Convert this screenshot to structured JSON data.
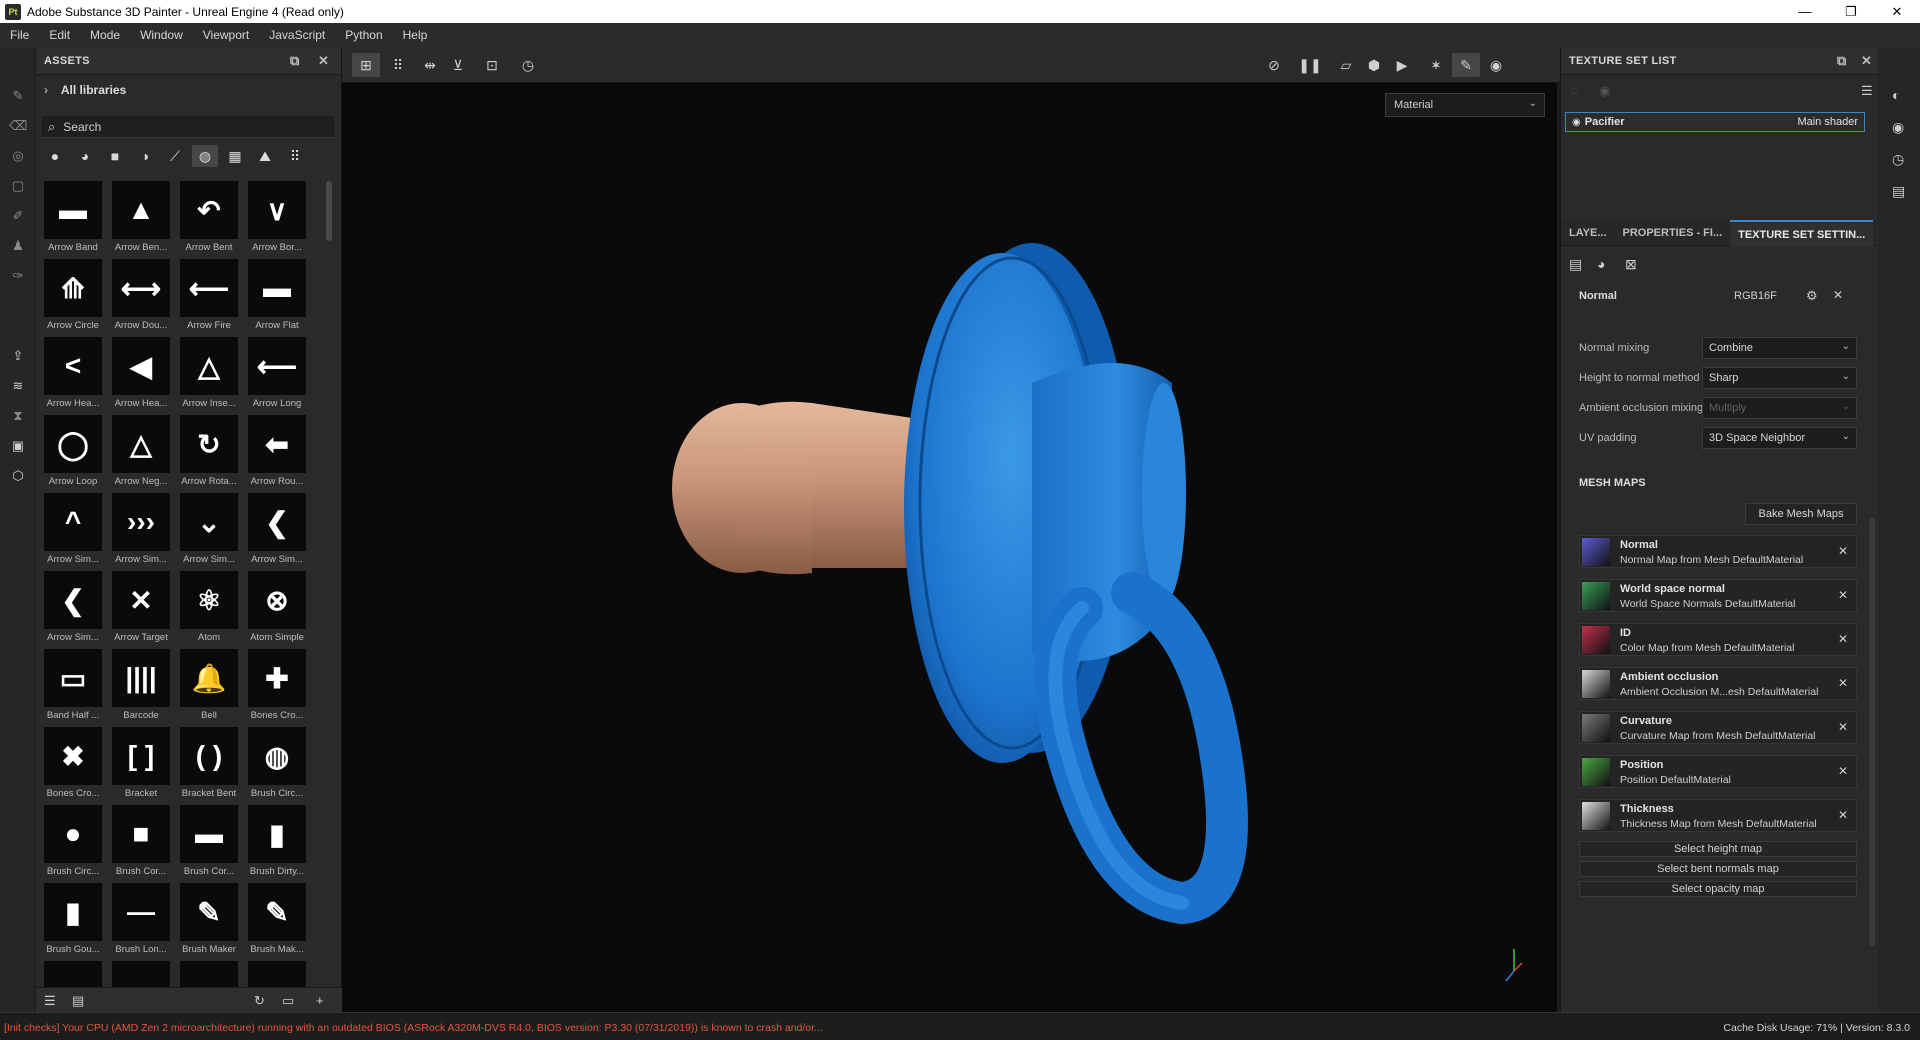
{
  "window": {
    "title": "Adobe Substance 3D Painter - Unreal Engine 4 (Read only)",
    "app_icon": "Pt",
    "minimize": "—",
    "maximize": "❐",
    "close": "✕"
  },
  "menu": [
    "File",
    "Edit",
    "Mode",
    "Window",
    "Viewport",
    "JavaScript",
    "Python",
    "Help"
  ],
  "assets": {
    "title": "ASSETS",
    "library": "All libraries",
    "search_placeholder": "Search",
    "items": [
      {
        "label": "Arrow Band",
        "glyph": "▬"
      },
      {
        "label": "Arrow Ben...",
        "glyph": "▲"
      },
      {
        "label": "Arrow Bent",
        "glyph": "↶"
      },
      {
        "label": "Arrow Bor...",
        "glyph": "∨"
      },
      {
        "label": "Arrow Circle",
        "glyph": "⟰"
      },
      {
        "label": "Arrow Dou...",
        "glyph": "⟷"
      },
      {
        "label": "Arrow Fire",
        "glyph": "⟵"
      },
      {
        "label": "Arrow Flat",
        "glyph": "▬"
      },
      {
        "label": "Arrow Hea...",
        "glyph": "<"
      },
      {
        "label": "Arrow Hea...",
        "glyph": "◀"
      },
      {
        "label": "Arrow Inse...",
        "glyph": "△"
      },
      {
        "label": "Arrow Long",
        "glyph": "⟵"
      },
      {
        "label": "Arrow Loop",
        "glyph": "◯"
      },
      {
        "label": "Arrow Neg...",
        "glyph": "△"
      },
      {
        "label": "Arrow Rota...",
        "glyph": "↻"
      },
      {
        "label": "Arrow Rou...",
        "glyph": "⬅"
      },
      {
        "label": "Arrow Sim...",
        "glyph": "^"
      },
      {
        "label": "Arrow Sim...",
        "glyph": "›››"
      },
      {
        "label": "Arrow Sim...",
        "glyph": "⌄"
      },
      {
        "label": "Arrow Sim...",
        "glyph": "❮"
      },
      {
        "label": "Arrow Sim...",
        "glyph": "❮"
      },
      {
        "label": "Arrow Target",
        "glyph": "✕"
      },
      {
        "label": "Atom",
        "glyph": "⚛"
      },
      {
        "label": "Atom Simple",
        "glyph": "⊗"
      },
      {
        "label": "Band Half ...",
        "glyph": "▭"
      },
      {
        "label": "Barcode",
        "glyph": "||||"
      },
      {
        "label": "Bell",
        "glyph": "🔔"
      },
      {
        "label": "Bones Cro...",
        "glyph": "✚"
      },
      {
        "label": "Bones Cro...",
        "glyph": "✖"
      },
      {
        "label": "Bracket",
        "glyph": "[ ]"
      },
      {
        "label": "Bracket Bent",
        "glyph": "( )"
      },
      {
        "label": "Brush Circ...",
        "glyph": "◍"
      },
      {
        "label": "Brush Circ...",
        "glyph": "●"
      },
      {
        "label": "Brush Cor...",
        "glyph": "■"
      },
      {
        "label": "Brush Cor...",
        "glyph": "▬"
      },
      {
        "label": "Brush Dirty...",
        "glyph": "▮"
      },
      {
        "label": "Brush Gou...",
        "glyph": "▮"
      },
      {
        "label": "Brush Lon...",
        "glyph": "—"
      },
      {
        "label": "Brush Maker",
        "glyph": "✎"
      },
      {
        "label": "Brush Mak...",
        "glyph": "✎"
      }
    ]
  },
  "viewport": {
    "material_mode": "Material"
  },
  "texture_set_list": {
    "title": "TEXTURE SET LIST",
    "item_name": "Pacifier",
    "item_shader": "Main shader"
  },
  "tabs": [
    "LAYE...",
    "PROPERTIES - FI...",
    "TEXTURE SET SETTIN..."
  ],
  "settings": {
    "normal_label": "Normal",
    "normal_format": "RGB16F",
    "rows": [
      {
        "label": "Normal mixing",
        "value": "Combine"
      },
      {
        "label": "Height to normal method",
        "value": "Sharp"
      },
      {
        "label": "Ambient occlusion mixing",
        "value": "Multiply"
      },
      {
        "label": "UV padding",
        "value": "3D Space Neighbor"
      }
    ]
  },
  "mesh_maps": {
    "title": "MESH MAPS",
    "bake_button": "Bake Mesh Maps",
    "items": [
      {
        "name": "Normal",
        "source": "Normal Map from Mesh DefaultMaterial",
        "color": "#5b5bd6"
      },
      {
        "name": "World space normal",
        "source": "World Space Normals DefaultMaterial",
        "color": "#3aa05a"
      },
      {
        "name": "ID",
        "source": "Color Map from Mesh DefaultMaterial",
        "color": "#c0304a"
      },
      {
        "name": "Ambient occlusion",
        "source": "Ambient Occlusion M...esh DefaultMaterial",
        "color": "#d8d8d8"
      },
      {
        "name": "Curvature",
        "source": "Curvature Map from Mesh DefaultMaterial",
        "color": "#7a7a7a"
      },
      {
        "name": "Position",
        "source": "Position DefaultMaterial",
        "color": "#4aa840"
      },
      {
        "name": "Thickness",
        "source": "Thickness Map from Mesh DefaultMaterial",
        "color": "#e0e0e0"
      }
    ],
    "select_height": "Select height map",
    "select_bent": "Select bent normals map",
    "select_opacity": "Select opacity map"
  },
  "status": {
    "left": "[Init checks] Your CPU (AMD Zen 2 microarchitecture) running with an outdated BIOS (ASRock A320M-DVS R4.0, BIOS version: P3.30 (07/31/2019)) is known to crash and/or...",
    "right": "Cache Disk Usage:   71% | Version: 8.3.0"
  }
}
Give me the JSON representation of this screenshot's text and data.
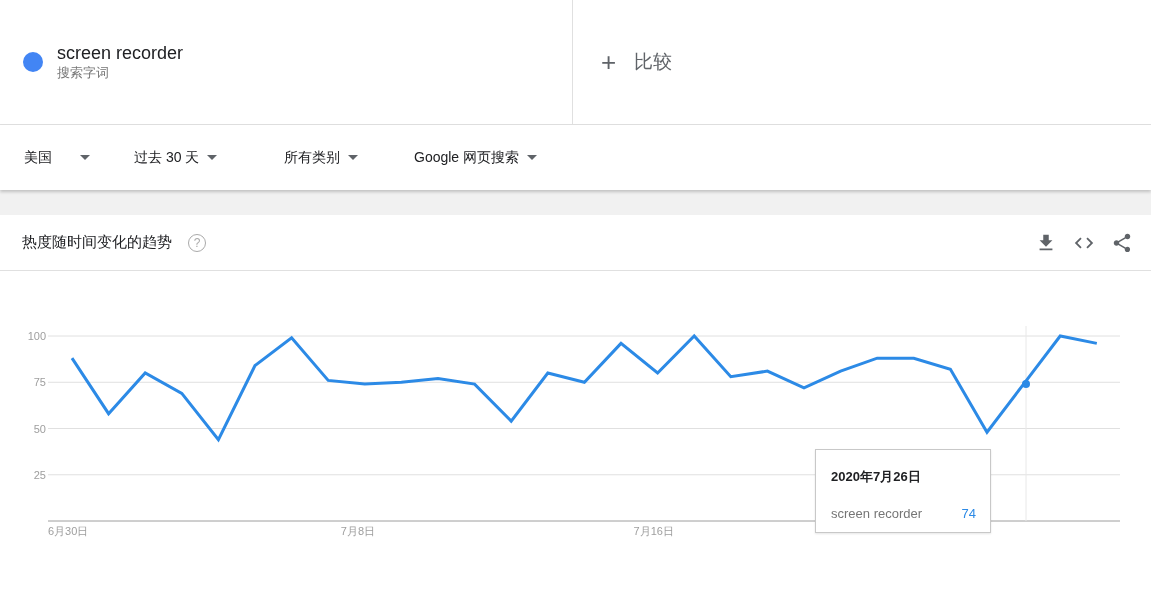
{
  "term": {
    "name": "screen recorder",
    "subtitle": "搜索字词",
    "color": "#4285f4"
  },
  "compare": {
    "icon": "+",
    "label": "比较"
  },
  "filters": [
    "美国",
    "过去 30 天",
    "所有类别",
    "Google 网页搜索"
  ],
  "trend_card": {
    "title": "热度随时间变化的趋势",
    "help": "?",
    "chart_data": {
      "type": "line",
      "categories": [
        "6月30日",
        null,
        null,
        null,
        null,
        null,
        null,
        null,
        "7月8日",
        null,
        null,
        null,
        null,
        null,
        null,
        null,
        "7月16日",
        null,
        null,
        null,
        null,
        null,
        null,
        null,
        null,
        null,
        null,
        null,
        null
      ],
      "series": [
        {
          "name": "screen recorder",
          "color": "#2c8ae6",
          "values": [
            88,
            58,
            80,
            69,
            44,
            84,
            99,
            76,
            74,
            75,
            77,
            74,
            54,
            80,
            75,
            96,
            80,
            100,
            78,
            81,
            72,
            81,
            88,
            88,
            82,
            48,
            74,
            100,
            96
          ]
        }
      ],
      "ylim": [
        0,
        100
      ],
      "yticks": [
        25,
        50,
        75,
        100
      ],
      "grid": true
    },
    "tooltip": {
      "title": "2020年7月26日",
      "value": "74"
    }
  }
}
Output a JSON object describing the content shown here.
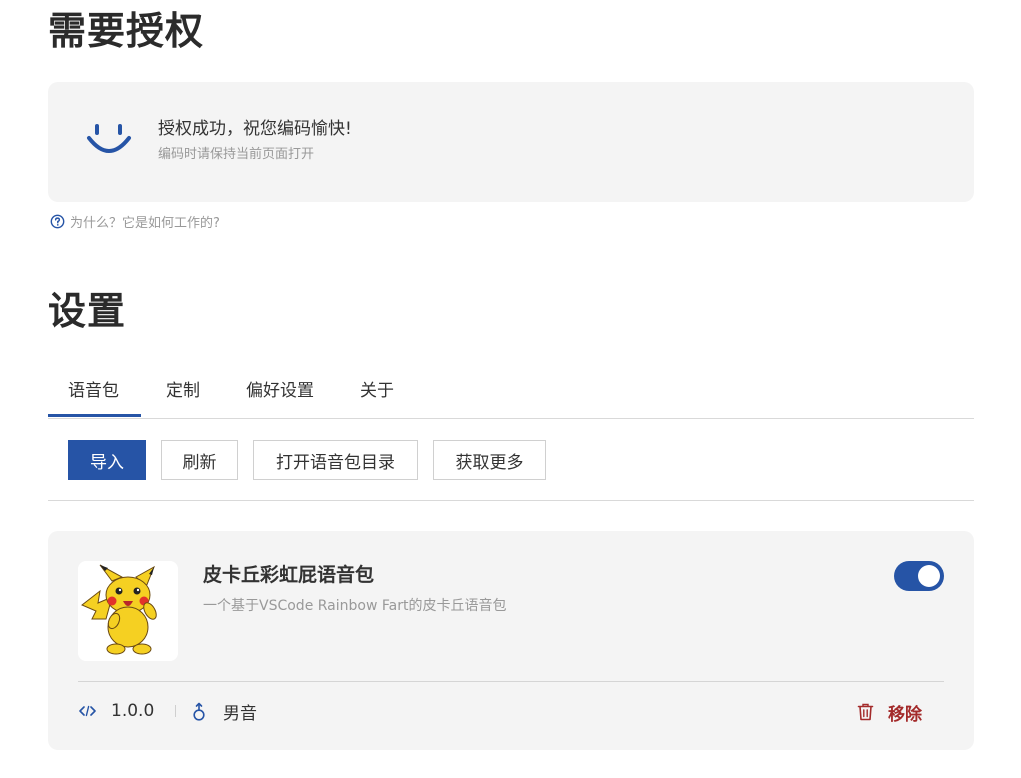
{
  "auth": {
    "heading": "需要授权",
    "success_title": "授权成功，祝您编码愉快!",
    "success_subtitle": "编码时请保持当前页面打开",
    "help_link": "为什么？它是如何工作的?"
  },
  "settings": {
    "heading": "设置",
    "tabs": [
      {
        "label": "语音包",
        "active": true
      },
      {
        "label": "定制",
        "active": false
      },
      {
        "label": "偏好设置",
        "active": false
      },
      {
        "label": "关于",
        "active": false
      }
    ],
    "buttons": {
      "import": "导入",
      "refresh": "刷新",
      "open_dir": "打开语音包目录",
      "get_more": "获取更多"
    }
  },
  "packs": [
    {
      "name": "皮卡丘彩虹屁语音包",
      "description": "一个基于VSCode Rainbow Fart的皮卡丘语音包",
      "enabled": true,
      "version": "1.0.0",
      "gender": "男音",
      "remove_label": "移除"
    }
  ],
  "colors": {
    "accent": "#2654a6",
    "danger": "#a32a2a",
    "card_bg": "#f4f4f4"
  },
  "icons": [
    "smile-icon",
    "help-circle-icon",
    "code-icon",
    "male-icon",
    "trash-icon",
    "pikachu-image"
  ]
}
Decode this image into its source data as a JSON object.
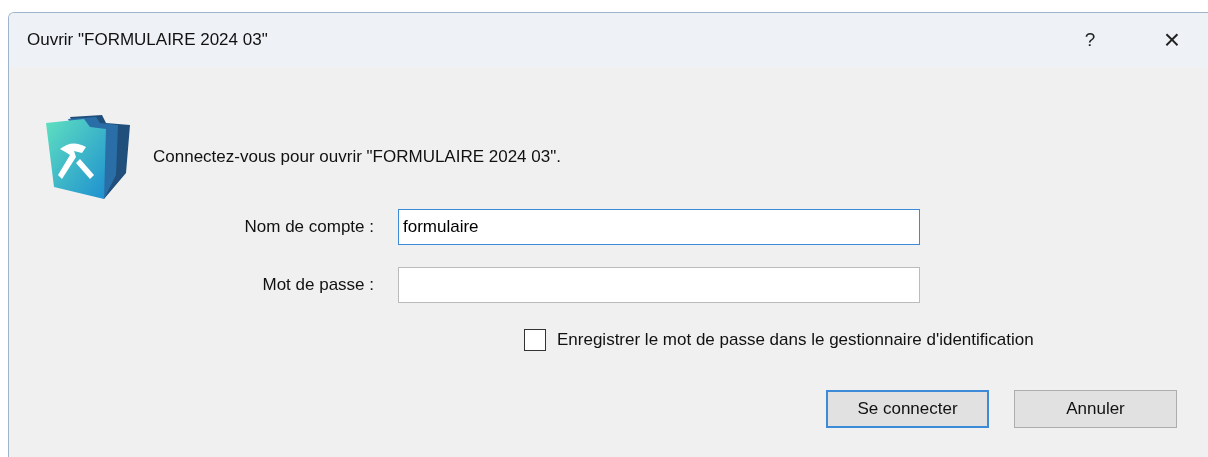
{
  "window": {
    "title": "Ouvrir \"FORMULAIRE 2024 03\"",
    "help": "?",
    "close": "×"
  },
  "message": "Connectez-vous pour ouvrir \"FORMULAIRE 2024 03\".",
  "fields": [
    {
      "label": "Nom de compte :",
      "value": "formulaire",
      "focused": true
    },
    {
      "label": "Mot de passe :",
      "focused": false
    }
  ],
  "remember": {
    "label": "Enregistrer le mot de passe dans le gestionnaire d'identification",
    "checked": false
  },
  "buttons": [
    {
      "label": "Se connecter",
      "default": true
    },
    {
      "label": "Annuler",
      "default": false
    }
  ]
}
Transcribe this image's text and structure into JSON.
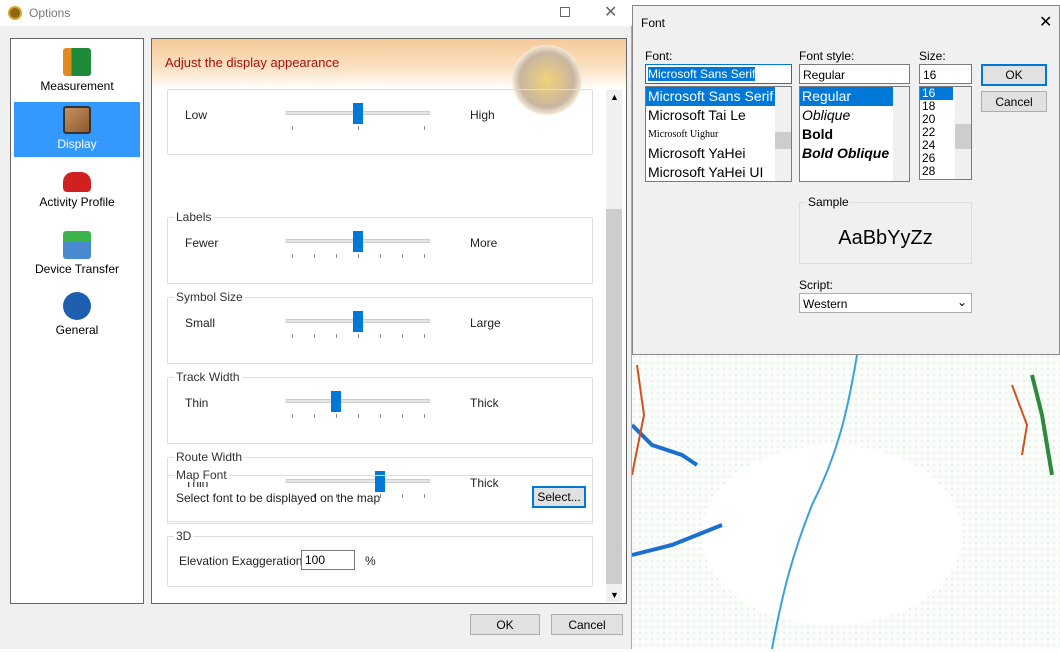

Work to be completed:
From the records above, pick out and copy each line holding the word "mixing".

Exercise solution:
        "label": "Normal mixing",
        "label": "Ambient occlusion mixing",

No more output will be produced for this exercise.